> **EXERCISE GOAL**
Wherever a line in the data below holds "ground", copy that line.

— BEGIN —

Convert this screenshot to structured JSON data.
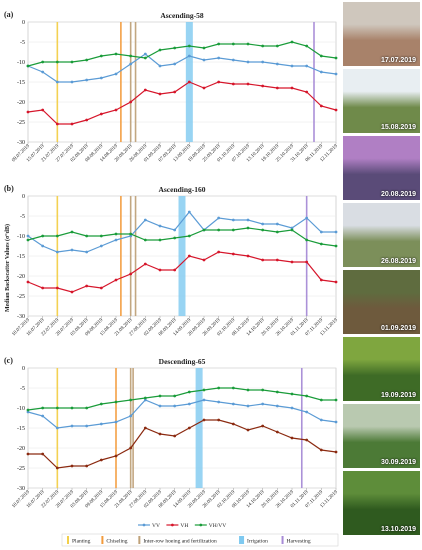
{
  "ylabel": "Median Backscatter Values (σ°dB)",
  "chart_data": [
    {
      "type": "line",
      "panel_label": "(a)",
      "title": "Ascending-58",
      "ylim": [
        -30,
        0
      ],
      "yticks": [
        0,
        -5,
        -10,
        -15,
        -20,
        -25,
        -30
      ],
      "x": [
        "09.07.2019",
        "15.07.2019",
        "21.07.2019",
        "27.07.2019",
        "02.08.2019",
        "08.08.2019",
        "14.08.2019",
        "20.08.2019",
        "26.08.2019",
        "01.09.2019",
        "07.09.2019",
        "13.09.2019",
        "19.09.2019",
        "25.09.2019",
        "01.10.2019",
        "07.10.2019",
        "13.10.2019",
        "19.10.2019",
        "25.10.2019",
        "31.10.2019",
        "06.11.2019",
        "12.11.2019"
      ],
      "series": [
        {
          "name": "VV",
          "color": "#5b9bd5",
          "values": [
            -11,
            -12.5,
            -15,
            -15,
            -14.5,
            -14,
            -13,
            -10.5,
            -8,
            -11,
            -10.5,
            -8.5,
            -9.5,
            -9,
            -9.5,
            -10,
            -10,
            -10.5,
            -11,
            -11,
            -12.5,
            -13
          ]
        },
        {
          "name": "VH",
          "color": "#d6162b",
          "values": [
            -22.5,
            -22,
            -25.5,
            -25.5,
            -24.5,
            -23,
            -22,
            -20,
            -17,
            -18,
            -17.5,
            -15,
            -16.5,
            -15,
            -15.5,
            -15.5,
            -16,
            -16.5,
            -16.5,
            -17.5,
            -21,
            -22
          ]
        },
        {
          "name": "VH/VV",
          "color": "#1a9c3a",
          "values": [
            -11,
            -10,
            -10,
            -10,
            -9.5,
            -8.5,
            -8,
            -8.5,
            -9,
            -7,
            -6.5,
            -6,
            -6.5,
            -5.5,
            -5.5,
            -5.5,
            -6,
            -6,
            -5,
            -6,
            -8.5,
            -9
          ]
        }
      ],
      "events": [
        {
          "type": "Planting",
          "x": "21.07.2019"
        },
        {
          "type": "Chiseling",
          "x": "16.08.2019"
        },
        {
          "type": "Inter-row hoeing and fertilization",
          "x": "20.08.2019"
        },
        {
          "type": "Inter-row hoeing and fertilization",
          "x": "22.08.2019"
        },
        {
          "type": "Irrigation",
          "x": "13.09.2019"
        },
        {
          "type": "Harvesting",
          "x": "03.11.2019"
        }
      ]
    },
    {
      "type": "line",
      "panel_label": "(b)",
      "title": "Ascending-160",
      "ylim": [
        -30,
        0
      ],
      "yticks": [
        0,
        -5,
        -10,
        -15,
        -20,
        -25,
        -30
      ],
      "x": [
        "10.07.2019",
        "16.07.2019",
        "22.07.2019",
        "28.07.2019",
        "03.08.2019",
        "09.08.2019",
        "15.08.2019",
        "21.08.2019",
        "27.08.2019",
        "02.09.2019",
        "08.09.2019",
        "14.09.2019",
        "20.09.2019",
        "26.09.2019",
        "02.10.2019",
        "08.10.2019",
        "14.10.2019",
        "20.10.2019",
        "26.10.2019",
        "01.11.2019",
        "07.11.2019",
        "13.11.2019"
      ],
      "series": [
        {
          "name": "VV",
          "color": "#5b9bd5",
          "values": [
            -10,
            -12.5,
            -14,
            -13.5,
            -14,
            -12.5,
            -11,
            -10,
            -6,
            -7.5,
            -8.5,
            -4,
            -8.5,
            -5.5,
            -6,
            -6,
            -7,
            -7,
            -8,
            -5.5,
            -9,
            -9
          ]
        },
        {
          "name": "VH",
          "color": "#d6162b",
          "values": [
            -21.5,
            -23,
            -23,
            -24,
            -22.5,
            -23,
            -21,
            -19.5,
            -17,
            -18.5,
            -18.5,
            -15,
            -16,
            -14,
            -14.5,
            -15,
            -16,
            -16,
            -16.5,
            -16.5,
            -21,
            -21.5
          ]
        },
        {
          "name": "VH/VV",
          "color": "#1a9c3a",
          "values": [
            -11,
            -10,
            -10,
            -9,
            -10,
            -10,
            -9.5,
            -9.5,
            -11,
            -11,
            -10.5,
            -10,
            -8.5,
            -8.5,
            -8.5,
            -8,
            -8.5,
            -9,
            -8.5,
            -11,
            -12,
            -12.5
          ]
        }
      ],
      "events": [
        {
          "type": "Planting",
          "x": "22.07.2019"
        },
        {
          "type": "Chiseling",
          "x": "17.08.2019"
        },
        {
          "type": "Inter-row hoeing and fertilization",
          "x": "21.08.2019"
        },
        {
          "type": "Inter-row hoeing and fertilization",
          "x": "23.08.2019"
        },
        {
          "type": "Irrigation",
          "x": "11.09.2019"
        },
        {
          "type": "Harvesting",
          "x": "01.11.2019"
        }
      ]
    },
    {
      "type": "line",
      "panel_label": "(c)",
      "title": "Descending-65",
      "ylim": [
        -30,
        0
      ],
      "yticks": [
        0,
        -5,
        -10,
        -15,
        -20,
        -25,
        -30
      ],
      "x": [
        "10.07.2019",
        "16.07.2019",
        "22.07.2019",
        "28.07.2019",
        "03.08.2019",
        "09.08.2019",
        "15.08.2019",
        "21.08.2019",
        "27.08.2019",
        "02.09.2019",
        "08.09.2019",
        "14.09.2019",
        "20.09.2019",
        "26.09.2019",
        "02.10.2019",
        "08.10.2019",
        "14.10.2019",
        "20.10.2019",
        "26.10.2019",
        "01.11.2019",
        "07.11.2019",
        "13.11.2019"
      ],
      "series": [
        {
          "name": "VV",
          "color": "#5b9bd5",
          "values": [
            -11,
            -12,
            -15,
            -14.5,
            -14.5,
            -14,
            -13.5,
            -12,
            -8,
            -9.5,
            -9.5,
            -9,
            -8,
            -8.5,
            -9,
            -9.5,
            -9,
            -9.5,
            -10,
            -11,
            -13,
            -13.5
          ]
        },
        {
          "name": "VH",
          "color": "#8b2a10",
          "values": [
            -21.5,
            -21.5,
            -25,
            -24.5,
            -24.5,
            -23,
            -22,
            -20,
            -15,
            -16.5,
            -17,
            -15,
            -13,
            -13,
            -14,
            -15.5,
            -14.5,
            -16,
            -17.5,
            -18,
            -20.5,
            -21
          ]
        },
        {
          "name": "VH/VV",
          "color": "#1a9c3a",
          "values": [
            -10.5,
            -10,
            -10,
            -10,
            -10,
            -9,
            -8.5,
            -8,
            -7.5,
            -7,
            -7,
            -6,
            -5.5,
            -5,
            -5,
            -5.5,
            -5.5,
            -6,
            -6.5,
            -7,
            -8,
            -8
          ]
        }
      ],
      "events": [
        {
          "type": "Planting",
          "x": "22.07.2019"
        },
        {
          "type": "Chiseling",
          "x": "15.08.2019"
        },
        {
          "type": "Inter-row hoeing and fertilization",
          "x": "21.08.2019"
        },
        {
          "type": "Inter-row hoeing and fertilization",
          "x": "22.08.2019"
        },
        {
          "type": "Irrigation",
          "x": "18.09.2019"
        },
        {
          "type": "Harvesting",
          "x": "30.10.2019"
        }
      ]
    }
  ],
  "series_legend": [
    {
      "name": "VV",
      "color": "#5b9bd5"
    },
    {
      "name": "VH",
      "color": "#d6162b"
    },
    {
      "name": "VH/VV",
      "color": "#1a9c3a"
    }
  ],
  "event_legend": [
    {
      "name": "Planting",
      "color": "#f2cf4a"
    },
    {
      "name": "Chiseling",
      "color": "#f29b3c"
    },
    {
      "name": "Inter-row hoeing and fertilization",
      "color": "#bfa27a"
    },
    {
      "name": "Irrigation",
      "color": "#7ec9f0"
    },
    {
      "name": "Harvesting",
      "color": "#a78bd6"
    }
  ],
  "photos": [
    {
      "date": "17.07.2019",
      "sky": "#cfc7bd",
      "ground": "#a8826a"
    },
    {
      "date": "15.08.2019",
      "sky": "#e8eef2",
      "ground": "#6f8a4a"
    },
    {
      "date": "20.08.2019",
      "sky": "#b07fc4",
      "ground": "#5a4b78"
    },
    {
      "date": "26.08.2019",
      "sky": "#d9dde3",
      "ground": "#7c8f5a"
    },
    {
      "date": "01.09.2019",
      "sky": "#5f6c3f",
      "ground": "#6e5a3d"
    },
    {
      "date": "19.09.2019",
      "sky": "#7fa63f",
      "ground": "#3e6b26"
    },
    {
      "date": "30.09.2019",
      "sky": "#b9c9b0",
      "ground": "#4c7a36"
    },
    {
      "date": "13.10.2019",
      "sky": "#5e8d3a",
      "ground": "#2f5a1f"
    }
  ]
}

— END —

> **RESPONSE TO THIS EXERCISE**
      "ground": "#a8826a"
      "ground": "#6f8a4a"
      "ground": "#5a4b78"
      "ground": "#7c8f5a"
      "ground": "#6e5a3d"
      "ground": "#3e6b26"
      "ground": "#4c7a36"
      "ground": "#2f5a1f"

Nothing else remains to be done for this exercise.